TASK INSTRUCTIONS: In the forum thread below about assuming roles with the tw CLI, which role does the poster hold in the Seqera Platform?

PAGE EXTRACT:
Assuming different roles when running tw CLI commands
evaluating
C
Crimson Koala
In the Seqera Platform, I am an
Owner
role. On a separate EC2 instance, I've set up the tw CLI using my personal access token so I can run things like tw launch
programatically. As an
Owner
, I was wondering if there is a way to assume a different role (among the 5 roles - Owner
, Admin
, Maintain
, Launch
, View
) with tw CLI without explicitly changing my role in the Seqera Platform? So basically, a command like:tw launch --assume-role maintain ...
This would be extremely useful because we need to verify the privileges of each role - e.g., that the
Maintain
role cannot modify Compute environment and Credentials - and it would be best if we could do this programatically with the tw CLI.If there is another method of doing this that you could suggest, that would be great as well. Otherwise, we will need to log into the Seqera Platform as each of these roles and test these privileges manually, one-by-one.

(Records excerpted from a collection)
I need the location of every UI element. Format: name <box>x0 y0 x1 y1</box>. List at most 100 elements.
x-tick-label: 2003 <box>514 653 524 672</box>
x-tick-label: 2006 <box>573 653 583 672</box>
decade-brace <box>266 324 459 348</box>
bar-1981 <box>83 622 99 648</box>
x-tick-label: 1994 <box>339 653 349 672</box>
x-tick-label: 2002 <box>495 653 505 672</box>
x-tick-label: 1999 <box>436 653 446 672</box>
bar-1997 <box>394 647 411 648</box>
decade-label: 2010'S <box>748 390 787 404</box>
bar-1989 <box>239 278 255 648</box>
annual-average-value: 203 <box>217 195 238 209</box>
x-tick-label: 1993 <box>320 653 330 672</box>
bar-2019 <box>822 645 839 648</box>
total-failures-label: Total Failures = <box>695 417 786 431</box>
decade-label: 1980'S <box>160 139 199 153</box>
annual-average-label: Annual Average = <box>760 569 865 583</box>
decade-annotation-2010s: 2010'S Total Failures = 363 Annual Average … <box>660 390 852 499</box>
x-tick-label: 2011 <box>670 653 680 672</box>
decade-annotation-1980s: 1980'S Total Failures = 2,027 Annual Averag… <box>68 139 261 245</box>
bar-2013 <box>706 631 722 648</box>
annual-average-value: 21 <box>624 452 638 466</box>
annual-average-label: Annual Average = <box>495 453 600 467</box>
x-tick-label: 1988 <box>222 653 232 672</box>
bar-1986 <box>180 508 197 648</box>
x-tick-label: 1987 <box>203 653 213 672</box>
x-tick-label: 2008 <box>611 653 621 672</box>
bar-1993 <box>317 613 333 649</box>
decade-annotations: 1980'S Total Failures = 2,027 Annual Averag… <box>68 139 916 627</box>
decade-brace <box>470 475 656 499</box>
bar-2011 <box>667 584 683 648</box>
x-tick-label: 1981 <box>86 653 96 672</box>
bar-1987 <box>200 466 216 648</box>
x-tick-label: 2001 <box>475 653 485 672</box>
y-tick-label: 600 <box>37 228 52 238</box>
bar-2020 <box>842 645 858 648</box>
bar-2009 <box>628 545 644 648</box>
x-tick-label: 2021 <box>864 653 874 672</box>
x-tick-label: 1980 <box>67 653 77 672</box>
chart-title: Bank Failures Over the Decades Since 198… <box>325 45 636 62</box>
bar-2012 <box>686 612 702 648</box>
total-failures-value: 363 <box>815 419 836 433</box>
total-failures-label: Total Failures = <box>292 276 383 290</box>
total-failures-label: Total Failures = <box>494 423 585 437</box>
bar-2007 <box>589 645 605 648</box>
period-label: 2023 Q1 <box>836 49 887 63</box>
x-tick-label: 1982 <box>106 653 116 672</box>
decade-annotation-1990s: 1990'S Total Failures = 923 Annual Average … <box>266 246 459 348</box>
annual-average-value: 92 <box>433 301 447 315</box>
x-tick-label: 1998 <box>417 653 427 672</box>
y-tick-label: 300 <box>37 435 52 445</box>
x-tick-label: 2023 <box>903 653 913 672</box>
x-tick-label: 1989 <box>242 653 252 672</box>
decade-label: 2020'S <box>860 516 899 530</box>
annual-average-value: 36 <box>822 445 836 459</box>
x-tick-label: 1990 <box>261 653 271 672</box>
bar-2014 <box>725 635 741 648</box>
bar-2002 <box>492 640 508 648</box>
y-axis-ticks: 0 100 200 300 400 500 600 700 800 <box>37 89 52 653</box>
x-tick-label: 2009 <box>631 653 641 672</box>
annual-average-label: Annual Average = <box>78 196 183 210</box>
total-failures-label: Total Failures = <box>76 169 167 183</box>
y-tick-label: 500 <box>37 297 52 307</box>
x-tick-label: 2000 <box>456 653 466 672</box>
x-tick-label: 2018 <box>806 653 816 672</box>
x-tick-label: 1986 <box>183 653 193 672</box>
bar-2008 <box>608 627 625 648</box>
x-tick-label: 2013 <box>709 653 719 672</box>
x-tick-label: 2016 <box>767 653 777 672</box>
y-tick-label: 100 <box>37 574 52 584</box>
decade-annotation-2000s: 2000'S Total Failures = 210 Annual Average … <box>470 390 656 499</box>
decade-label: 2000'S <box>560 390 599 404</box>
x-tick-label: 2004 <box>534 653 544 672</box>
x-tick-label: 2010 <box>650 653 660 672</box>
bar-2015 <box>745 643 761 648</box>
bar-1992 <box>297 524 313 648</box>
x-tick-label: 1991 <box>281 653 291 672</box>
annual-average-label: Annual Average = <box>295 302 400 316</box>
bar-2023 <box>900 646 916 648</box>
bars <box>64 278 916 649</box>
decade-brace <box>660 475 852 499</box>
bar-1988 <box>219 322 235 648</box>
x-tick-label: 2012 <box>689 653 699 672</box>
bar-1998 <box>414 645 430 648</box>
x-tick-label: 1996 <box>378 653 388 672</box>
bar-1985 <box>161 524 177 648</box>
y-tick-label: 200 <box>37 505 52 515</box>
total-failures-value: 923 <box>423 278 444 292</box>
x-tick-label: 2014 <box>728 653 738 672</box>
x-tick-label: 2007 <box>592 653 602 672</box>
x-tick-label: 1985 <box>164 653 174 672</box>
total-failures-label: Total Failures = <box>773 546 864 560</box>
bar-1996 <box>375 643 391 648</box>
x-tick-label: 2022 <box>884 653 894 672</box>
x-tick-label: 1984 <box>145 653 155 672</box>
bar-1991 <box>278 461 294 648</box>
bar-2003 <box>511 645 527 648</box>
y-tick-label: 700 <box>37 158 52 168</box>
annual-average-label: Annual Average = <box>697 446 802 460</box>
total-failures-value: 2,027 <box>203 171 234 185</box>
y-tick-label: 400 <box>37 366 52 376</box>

SOLUTION BELOW: Owner